━━ SUPPLIED MATERIAL
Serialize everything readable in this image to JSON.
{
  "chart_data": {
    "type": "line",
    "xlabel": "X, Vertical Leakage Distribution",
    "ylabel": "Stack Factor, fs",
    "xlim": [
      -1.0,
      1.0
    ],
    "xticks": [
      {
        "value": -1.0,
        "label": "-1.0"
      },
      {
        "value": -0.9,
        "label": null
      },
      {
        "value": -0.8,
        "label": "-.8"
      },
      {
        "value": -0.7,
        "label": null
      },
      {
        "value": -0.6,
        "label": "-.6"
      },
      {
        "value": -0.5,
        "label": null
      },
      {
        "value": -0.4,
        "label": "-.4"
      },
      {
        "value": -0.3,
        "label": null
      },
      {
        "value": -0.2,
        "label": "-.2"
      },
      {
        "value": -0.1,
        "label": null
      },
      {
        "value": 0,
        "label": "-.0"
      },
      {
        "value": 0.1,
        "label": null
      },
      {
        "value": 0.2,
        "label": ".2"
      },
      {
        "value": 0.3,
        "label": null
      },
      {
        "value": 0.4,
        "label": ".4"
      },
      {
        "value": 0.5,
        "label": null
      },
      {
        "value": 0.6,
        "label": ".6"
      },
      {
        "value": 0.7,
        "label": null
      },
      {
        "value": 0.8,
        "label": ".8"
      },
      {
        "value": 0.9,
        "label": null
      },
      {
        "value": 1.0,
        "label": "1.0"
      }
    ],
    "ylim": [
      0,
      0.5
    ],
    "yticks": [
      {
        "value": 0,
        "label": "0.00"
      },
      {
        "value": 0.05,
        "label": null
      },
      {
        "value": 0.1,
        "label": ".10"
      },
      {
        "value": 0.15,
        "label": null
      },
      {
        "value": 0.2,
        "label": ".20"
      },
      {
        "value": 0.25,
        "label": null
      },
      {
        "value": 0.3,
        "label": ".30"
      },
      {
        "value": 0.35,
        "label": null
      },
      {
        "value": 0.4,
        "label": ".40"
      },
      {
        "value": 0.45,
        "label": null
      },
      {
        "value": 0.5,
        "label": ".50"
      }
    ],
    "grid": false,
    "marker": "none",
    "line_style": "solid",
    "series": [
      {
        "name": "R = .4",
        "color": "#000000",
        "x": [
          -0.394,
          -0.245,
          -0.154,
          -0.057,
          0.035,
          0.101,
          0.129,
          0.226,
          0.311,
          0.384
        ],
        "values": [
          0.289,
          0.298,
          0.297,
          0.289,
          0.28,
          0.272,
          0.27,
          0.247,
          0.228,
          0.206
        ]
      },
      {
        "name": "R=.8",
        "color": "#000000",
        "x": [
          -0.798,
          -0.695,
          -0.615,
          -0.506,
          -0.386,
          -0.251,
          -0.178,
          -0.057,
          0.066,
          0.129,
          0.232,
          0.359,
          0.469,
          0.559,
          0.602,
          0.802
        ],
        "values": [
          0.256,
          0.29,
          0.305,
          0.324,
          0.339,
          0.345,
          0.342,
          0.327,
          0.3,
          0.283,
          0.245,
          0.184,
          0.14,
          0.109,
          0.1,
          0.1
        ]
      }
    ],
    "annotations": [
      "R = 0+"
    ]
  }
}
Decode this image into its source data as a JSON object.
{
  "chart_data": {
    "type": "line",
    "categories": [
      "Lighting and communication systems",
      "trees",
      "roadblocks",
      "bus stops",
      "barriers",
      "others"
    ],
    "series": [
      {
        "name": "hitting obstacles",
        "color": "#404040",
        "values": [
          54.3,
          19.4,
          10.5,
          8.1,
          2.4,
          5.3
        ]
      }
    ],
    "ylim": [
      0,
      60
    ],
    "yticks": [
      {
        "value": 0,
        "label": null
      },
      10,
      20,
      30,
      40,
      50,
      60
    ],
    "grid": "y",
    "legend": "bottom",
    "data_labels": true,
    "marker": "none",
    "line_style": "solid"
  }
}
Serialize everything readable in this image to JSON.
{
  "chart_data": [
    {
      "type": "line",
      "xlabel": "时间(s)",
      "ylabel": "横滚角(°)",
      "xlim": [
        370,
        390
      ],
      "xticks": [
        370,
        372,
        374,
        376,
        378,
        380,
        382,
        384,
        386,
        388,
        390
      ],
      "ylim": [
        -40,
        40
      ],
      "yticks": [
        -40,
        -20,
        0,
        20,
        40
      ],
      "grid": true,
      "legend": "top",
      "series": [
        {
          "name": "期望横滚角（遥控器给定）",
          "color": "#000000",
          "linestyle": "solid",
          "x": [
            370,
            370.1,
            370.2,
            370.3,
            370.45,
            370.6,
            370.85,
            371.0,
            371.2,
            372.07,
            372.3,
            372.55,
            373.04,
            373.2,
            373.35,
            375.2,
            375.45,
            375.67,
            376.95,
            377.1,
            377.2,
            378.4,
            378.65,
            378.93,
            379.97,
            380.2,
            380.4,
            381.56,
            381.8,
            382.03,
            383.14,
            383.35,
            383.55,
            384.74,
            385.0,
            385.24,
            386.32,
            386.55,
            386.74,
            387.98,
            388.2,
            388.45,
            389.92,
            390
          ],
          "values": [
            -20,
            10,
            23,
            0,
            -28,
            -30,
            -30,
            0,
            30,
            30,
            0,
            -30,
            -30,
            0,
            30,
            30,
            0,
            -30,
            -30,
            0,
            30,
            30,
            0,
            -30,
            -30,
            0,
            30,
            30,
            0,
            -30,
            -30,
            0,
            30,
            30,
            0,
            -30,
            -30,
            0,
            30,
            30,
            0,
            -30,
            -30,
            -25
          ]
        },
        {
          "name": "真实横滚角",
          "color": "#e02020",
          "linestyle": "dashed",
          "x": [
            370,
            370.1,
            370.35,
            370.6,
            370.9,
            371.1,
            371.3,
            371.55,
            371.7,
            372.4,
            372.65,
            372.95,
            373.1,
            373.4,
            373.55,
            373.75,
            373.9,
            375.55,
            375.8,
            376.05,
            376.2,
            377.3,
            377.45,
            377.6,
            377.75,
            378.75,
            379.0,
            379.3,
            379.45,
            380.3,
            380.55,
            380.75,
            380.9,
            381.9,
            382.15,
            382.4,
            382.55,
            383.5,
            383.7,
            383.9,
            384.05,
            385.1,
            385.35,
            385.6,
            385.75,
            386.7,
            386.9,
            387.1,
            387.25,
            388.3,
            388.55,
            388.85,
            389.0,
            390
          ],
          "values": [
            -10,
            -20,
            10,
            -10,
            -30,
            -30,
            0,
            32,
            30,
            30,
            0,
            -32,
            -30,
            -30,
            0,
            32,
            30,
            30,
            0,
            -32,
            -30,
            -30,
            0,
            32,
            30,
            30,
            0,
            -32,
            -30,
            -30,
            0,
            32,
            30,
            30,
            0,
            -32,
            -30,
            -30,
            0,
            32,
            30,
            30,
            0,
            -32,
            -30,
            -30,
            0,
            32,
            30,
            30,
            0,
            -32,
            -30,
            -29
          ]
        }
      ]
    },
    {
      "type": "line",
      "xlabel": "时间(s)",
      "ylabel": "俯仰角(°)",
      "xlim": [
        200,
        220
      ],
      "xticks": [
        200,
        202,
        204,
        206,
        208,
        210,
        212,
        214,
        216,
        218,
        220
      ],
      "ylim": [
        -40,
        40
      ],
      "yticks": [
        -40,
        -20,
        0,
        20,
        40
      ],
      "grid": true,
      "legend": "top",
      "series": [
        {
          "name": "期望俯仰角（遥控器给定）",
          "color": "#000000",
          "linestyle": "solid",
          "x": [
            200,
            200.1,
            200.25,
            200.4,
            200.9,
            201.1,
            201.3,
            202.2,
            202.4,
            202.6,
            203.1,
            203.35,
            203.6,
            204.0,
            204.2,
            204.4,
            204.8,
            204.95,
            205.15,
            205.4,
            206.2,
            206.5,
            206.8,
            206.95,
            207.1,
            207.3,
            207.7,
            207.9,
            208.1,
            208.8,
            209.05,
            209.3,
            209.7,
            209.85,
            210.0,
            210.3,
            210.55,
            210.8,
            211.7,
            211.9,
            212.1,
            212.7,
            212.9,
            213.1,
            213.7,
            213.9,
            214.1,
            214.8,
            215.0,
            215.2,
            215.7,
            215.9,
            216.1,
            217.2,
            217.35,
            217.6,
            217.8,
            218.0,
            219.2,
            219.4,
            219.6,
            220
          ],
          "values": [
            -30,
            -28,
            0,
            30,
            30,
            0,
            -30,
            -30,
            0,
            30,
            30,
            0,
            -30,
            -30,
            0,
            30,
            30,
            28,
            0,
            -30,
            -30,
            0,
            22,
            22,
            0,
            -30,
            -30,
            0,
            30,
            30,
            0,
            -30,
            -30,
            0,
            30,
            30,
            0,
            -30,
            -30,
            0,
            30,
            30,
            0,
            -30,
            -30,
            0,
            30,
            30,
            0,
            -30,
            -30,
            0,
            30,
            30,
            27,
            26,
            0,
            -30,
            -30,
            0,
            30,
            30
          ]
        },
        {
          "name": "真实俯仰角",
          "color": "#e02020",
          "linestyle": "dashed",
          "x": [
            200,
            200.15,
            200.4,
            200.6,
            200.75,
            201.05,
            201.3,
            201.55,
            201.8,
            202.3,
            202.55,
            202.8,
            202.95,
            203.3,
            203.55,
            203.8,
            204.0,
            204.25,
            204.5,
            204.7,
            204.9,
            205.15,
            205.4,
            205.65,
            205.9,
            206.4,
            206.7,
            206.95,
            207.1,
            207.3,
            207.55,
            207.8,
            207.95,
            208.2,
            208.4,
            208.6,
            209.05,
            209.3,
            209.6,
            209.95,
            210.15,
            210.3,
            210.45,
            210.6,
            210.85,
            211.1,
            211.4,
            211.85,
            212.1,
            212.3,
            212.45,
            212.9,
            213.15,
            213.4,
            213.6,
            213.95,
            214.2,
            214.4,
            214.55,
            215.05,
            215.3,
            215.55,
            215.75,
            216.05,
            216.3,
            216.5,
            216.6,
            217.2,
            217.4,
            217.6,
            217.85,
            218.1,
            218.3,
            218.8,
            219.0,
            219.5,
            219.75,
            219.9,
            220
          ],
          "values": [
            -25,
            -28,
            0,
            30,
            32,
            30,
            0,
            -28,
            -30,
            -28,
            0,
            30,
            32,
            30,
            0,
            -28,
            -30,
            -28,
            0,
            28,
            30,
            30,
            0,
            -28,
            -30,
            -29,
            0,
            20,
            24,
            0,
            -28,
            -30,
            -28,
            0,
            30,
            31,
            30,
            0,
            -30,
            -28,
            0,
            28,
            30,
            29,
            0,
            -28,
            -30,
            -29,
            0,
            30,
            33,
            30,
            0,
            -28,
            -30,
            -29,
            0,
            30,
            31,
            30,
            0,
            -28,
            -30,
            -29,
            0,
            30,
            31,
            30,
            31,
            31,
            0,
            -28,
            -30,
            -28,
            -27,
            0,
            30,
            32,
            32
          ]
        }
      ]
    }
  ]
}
━━━━
WHAT IS BEING ASKED
Copy every line from the records above that contains the word "ylabel".

OUTPUT BELOW
    "ylabel": "Stack Factor, fs",
      "ylabel": "横滚角(°)",
      "ylabel": "俯仰角(°)",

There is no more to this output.